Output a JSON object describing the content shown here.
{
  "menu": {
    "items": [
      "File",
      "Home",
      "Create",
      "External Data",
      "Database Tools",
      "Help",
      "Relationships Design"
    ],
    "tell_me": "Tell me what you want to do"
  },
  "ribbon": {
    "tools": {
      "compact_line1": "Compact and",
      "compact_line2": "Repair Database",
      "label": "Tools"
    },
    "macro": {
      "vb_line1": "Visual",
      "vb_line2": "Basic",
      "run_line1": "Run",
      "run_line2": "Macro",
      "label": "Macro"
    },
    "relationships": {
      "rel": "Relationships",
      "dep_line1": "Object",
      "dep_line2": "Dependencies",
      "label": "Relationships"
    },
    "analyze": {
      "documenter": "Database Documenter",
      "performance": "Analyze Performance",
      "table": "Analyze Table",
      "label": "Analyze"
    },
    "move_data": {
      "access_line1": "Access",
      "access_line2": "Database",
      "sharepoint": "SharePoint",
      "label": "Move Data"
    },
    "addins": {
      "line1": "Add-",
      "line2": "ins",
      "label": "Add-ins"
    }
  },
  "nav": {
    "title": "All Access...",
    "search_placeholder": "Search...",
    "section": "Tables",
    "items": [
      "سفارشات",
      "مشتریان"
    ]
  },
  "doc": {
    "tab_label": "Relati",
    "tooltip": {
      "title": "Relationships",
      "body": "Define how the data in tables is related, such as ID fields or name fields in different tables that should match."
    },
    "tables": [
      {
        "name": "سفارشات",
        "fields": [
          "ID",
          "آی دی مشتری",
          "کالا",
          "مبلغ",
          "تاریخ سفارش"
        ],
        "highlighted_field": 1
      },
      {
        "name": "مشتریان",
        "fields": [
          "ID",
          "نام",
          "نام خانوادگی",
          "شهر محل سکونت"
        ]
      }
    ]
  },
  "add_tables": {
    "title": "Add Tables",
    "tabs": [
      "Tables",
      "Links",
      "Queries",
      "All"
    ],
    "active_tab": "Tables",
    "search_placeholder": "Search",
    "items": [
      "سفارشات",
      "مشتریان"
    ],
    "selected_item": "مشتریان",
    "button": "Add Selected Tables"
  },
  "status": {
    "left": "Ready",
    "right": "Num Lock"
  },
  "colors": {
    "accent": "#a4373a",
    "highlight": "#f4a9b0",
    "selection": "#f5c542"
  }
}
--------
Problem to work on -
Transcribe the material exactly as it reads.

Output for this task -
Output a JSON object describing the content shown here.
{
  "menu": {
    "items": [
      "File",
      "Home",
      "Create",
      "External Data",
      "Database Tools",
      "Help",
      "Relationships Design"
    ],
    "tell_me": "Tell me what you want to do"
  },
  "ribbon": {
    "tools": {
      "compact_line1": "Compact and",
      "compact_line2": "Repair Database",
      "label": "Tools"
    },
    "macro": {
      "vb_line1": "Visual",
      "vb_line2": "Basic",
      "run_line1": "Run",
      "run_line2": "Macro",
      "label": "Macro"
    },
    "relationships": {
      "rel": "Relationships",
      "dep_line1": "Object",
      "dep_line2": "Dependencies",
      "label": "Relationships"
    },
    "analyze": {
      "documenter": "Database Documenter",
      "performance": "Analyze Performance",
      "table": "Analyze Table",
      "label": "Analyze"
    },
    "move_data": {
      "access_line1": "Access",
      "access_line2": "Database",
      "sharepoint": "SharePoint",
      "label": "Move Data"
    },
    "addins": {
      "line1": "Add-",
      "line2": "ins",
      "label": "Add-ins"
    }
  },
  "nav": {
    "title": "All Access...",
    "search_placeholder": "Search...",
    "section": "Tables",
    "items": [
      "سفارشات",
      "مشتریان"
    ]
  },
  "doc": {
    "tab_label": "Relati",
    "tooltip": {
      "title": "Relationships",
      "body": "Define how the data in tables is related, such as ID fields or name fields in different tables that should match."
    },
    "tables": [
      {
        "name": "سفارشات",
        "fields": [
          "ID",
          "آی دی مشتری",
          "کالا",
          "مبلغ",
          "تاریخ سفارش"
        ],
        "highlighted_field": 1
      },
      {
        "name": "مشتریان",
        "fields": [
          "ID",
          "نام",
          "نام خانوادگی",
          "شهر محل سکونت"
        ]
      }
    ]
  },
  "add_tables": {
    "title": "Add Tables",
    "tabs": [
      "Tables",
      "Links",
      "Queries",
      "All"
    ],
    "active_tab": "Tables",
    "search_placeholder": "Search",
    "items": [
      "سفارشات",
      "مشتریان"
    ],
    "selected_item": "مشتریان",
    "button": "Add Selected Tables"
  },
  "status": {
    "left": "Ready",
    "right": "Num Lock"
  },
  "colors": {
    "accent": "#a4373a",
    "highlight": "#f4a9b0",
    "selection": "#f5c542"
  }
}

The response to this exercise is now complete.